Problem statement:
Give the number of lines containing the word "inline" and nothing more.
══════
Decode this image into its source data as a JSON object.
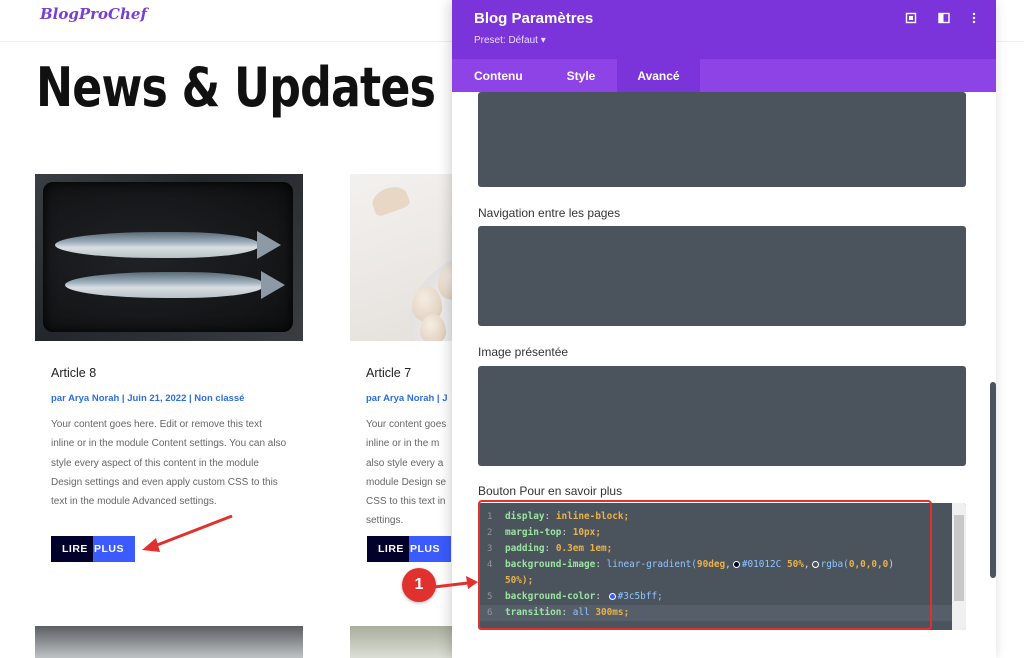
{
  "site": {
    "logo": "BlogProChef",
    "page_title": "News & Updates"
  },
  "articles": [
    {
      "title": "Article 8",
      "meta": "par Arya Norah | Juin 21, 2022 | Non classé",
      "excerpt": "Your content goes here. Edit or remove this text inline or in the module Content settings. You can also style every aspect of this content in the module Design settings and even apply custom CSS to this text in the module Advanced settings.",
      "button_left": "LIRE",
      "button_right": "PLUS"
    },
    {
      "title": "Article 7",
      "meta": "par Arya Norah | J",
      "excerpt": "Your content goes inline or in the m also style every a module Design se CSS to this text in settings.",
      "button_left": "LIRE",
      "button_right": "PLUS"
    }
  ],
  "panel": {
    "title": "Blog Paramètres",
    "preset": "Preset: Défaut ▾",
    "icons": [
      "fullscreen-icon",
      "split-view-icon",
      "more-icon"
    ],
    "tabs": [
      {
        "label": "Contenu",
        "active": false
      },
      {
        "label": "Style",
        "active": false
      },
      {
        "label": "Avancé",
        "active": true
      }
    ],
    "fields": {
      "navigation_label": "Navigation entre les pages",
      "image_label": "Image présentée",
      "button_label": "Bouton Pour en savoir plus"
    },
    "code_lines": [
      {
        "n": "1",
        "prop": "display",
        "value": "inline-block;"
      },
      {
        "n": "2",
        "prop": "margin-top",
        "value": "10px;"
      },
      {
        "n": "3",
        "prop": "padding",
        "value": "0.3em 1em;"
      },
      {
        "n": "4",
        "prop": "background-image",
        "fn": "linear-gradient(",
        "arg1": "90deg",
        "color1": "#01012C",
        "stop1": "50%",
        "fn2": "rgba(",
        "arg2": "0,0,0,0",
        "close": ")"
      },
      {
        "n": "",
        "cont": "50%);"
      },
      {
        "n": "5",
        "prop": "background-color",
        "color": "#3c5bff",
        "value": "#3c5bff;"
      },
      {
        "n": "6",
        "prop": "transition",
        "kw": "all",
        "value": "300ms;"
      }
    ]
  },
  "annotation": {
    "badge": "1"
  },
  "colors": {
    "accent_purple": "#7b34d9",
    "tab_bar": "#8e43e6",
    "button_dark": "#01012c",
    "button_blue": "#3c5bff",
    "annotation_red": "#e0312f"
  }
}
══════
Exercise solution:
3